Records from a dataset
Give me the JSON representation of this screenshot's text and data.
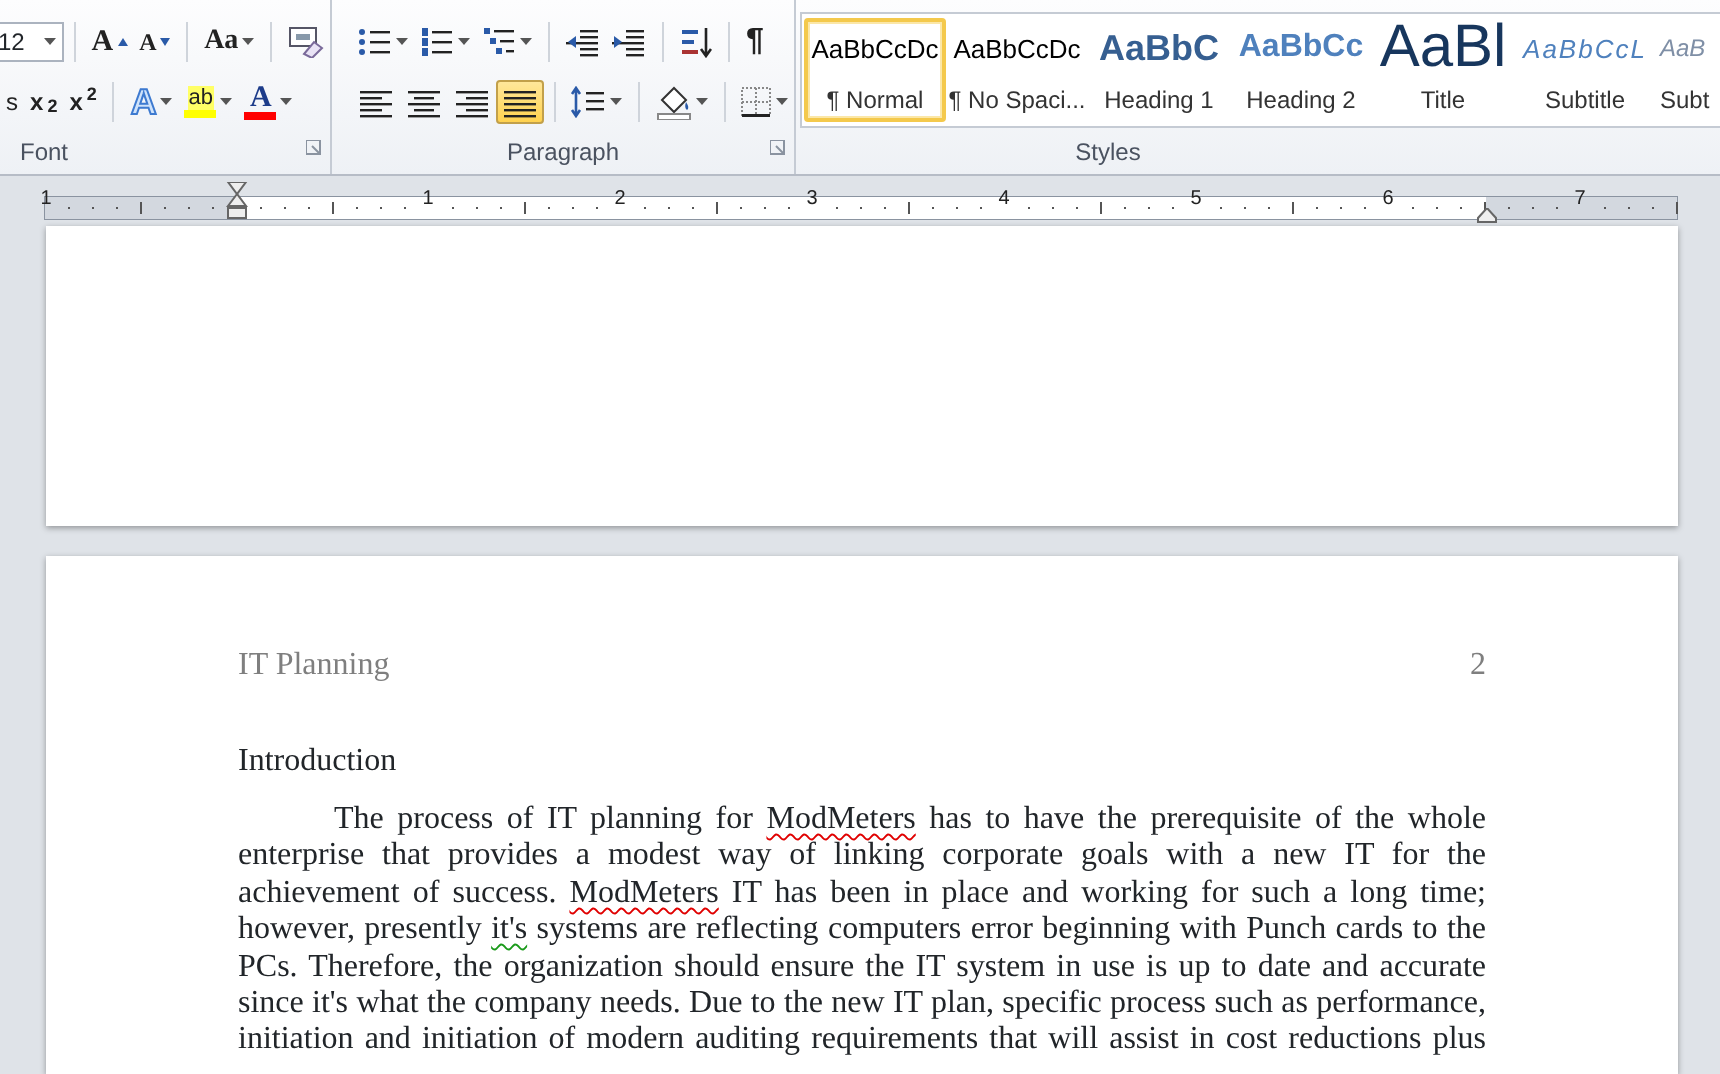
{
  "ribbon": {
    "font_group": {
      "label": "Font",
      "font_size": "12",
      "grow_font": "A",
      "shrink_font": "A",
      "change_case": "Aa",
      "strikethrough_cut": "s",
      "subscript": "x$_{2}$",
      "superscript": "x$^{2}$",
      "text_effects": "A",
      "highlight": "ab",
      "font_color": "A"
    },
    "paragraph_group": {
      "label": "Paragraph",
      "show_marks": "¶",
      "alignments": [
        {
          "kind": "left",
          "selected": false
        },
        {
          "kind": "center",
          "selected": false
        },
        {
          "kind": "right",
          "selected": false
        },
        {
          "kind": "justify",
          "selected": true
        }
      ]
    },
    "styles_group": {
      "label": "Styles",
      "styles": [
        {
          "kind": "normal",
          "sample": "AaBbCcDc",
          "name": "¶ Normal",
          "selected": true
        },
        {
          "kind": "normal",
          "sample": "AaBbCcDc",
          "name": "¶ No Spaci...",
          "selected": false
        },
        {
          "kind": "heading1",
          "sample": "AaBbC",
          "name": "Heading 1",
          "selected": false
        },
        {
          "kind": "heading2",
          "sample": "AaBbCc",
          "name": "Heading 2",
          "selected": false
        },
        {
          "kind": "title",
          "sample": "AaBl",
          "name": "Title",
          "selected": false
        },
        {
          "kind": "subtitle",
          "sample": "AaBbCcL",
          "name": "Subtitle",
          "selected": false
        },
        {
          "kind": "subtle",
          "sample": "AaB",
          "name": "Subt",
          "selected": false
        }
      ]
    }
  },
  "ruler": {
    "numbers": [
      "1",
      "1",
      "2",
      "3",
      "4",
      "5",
      "6",
      "7"
    ]
  },
  "page": {
    "header": {
      "title": "IT Planning",
      "page_number": "2"
    },
    "heading": "Introduction",
    "paragraph": [
      {
        "text": "The process of IT planning for ",
        "spelling_error": false,
        "grammar_error": false
      },
      {
        "text": "ModMeters",
        "spelling_error": true,
        "grammar_error": false
      },
      {
        "text": " has to have the prerequisite of the whole enterprise that provides a modest way of linking corporate goals with a new IT for the achievement of success. ",
        "spelling_error": false,
        "grammar_error": false
      },
      {
        "text": "ModMeters",
        "spelling_error": true,
        "grammar_error": false
      },
      {
        "text": " IT has been in place and working for such a long time; however, presently ",
        "spelling_error": false,
        "grammar_error": false
      },
      {
        "text": "it's",
        "spelling_error": false,
        "grammar_error": true
      },
      {
        "text": " systems are reflecting computers error beginning with Punch cards to the PCs. Therefore, the organization should ensure the IT system in use is up to date and accurate since it's what the company needs. Due to the new IT plan, specific process such as performance, initiation and initiation of modern auditing requirements that will assist in cost reductions plus",
        "spelling_error": false,
        "grammar_error": false
      }
    ]
  }
}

- TASK DIRECTIONS -
Return a copy of every line that includes the word "sample".

- CORRECT RESPONSE -
          "sample": "AaBbCcDc",
          "sample": "AaBbCcDc",
          "sample": "AaBbC",
          "sample": "AaBbCc",
          "sample": "AaBl",
          "sample": "AaBbCcL",
          "sample": "AaB",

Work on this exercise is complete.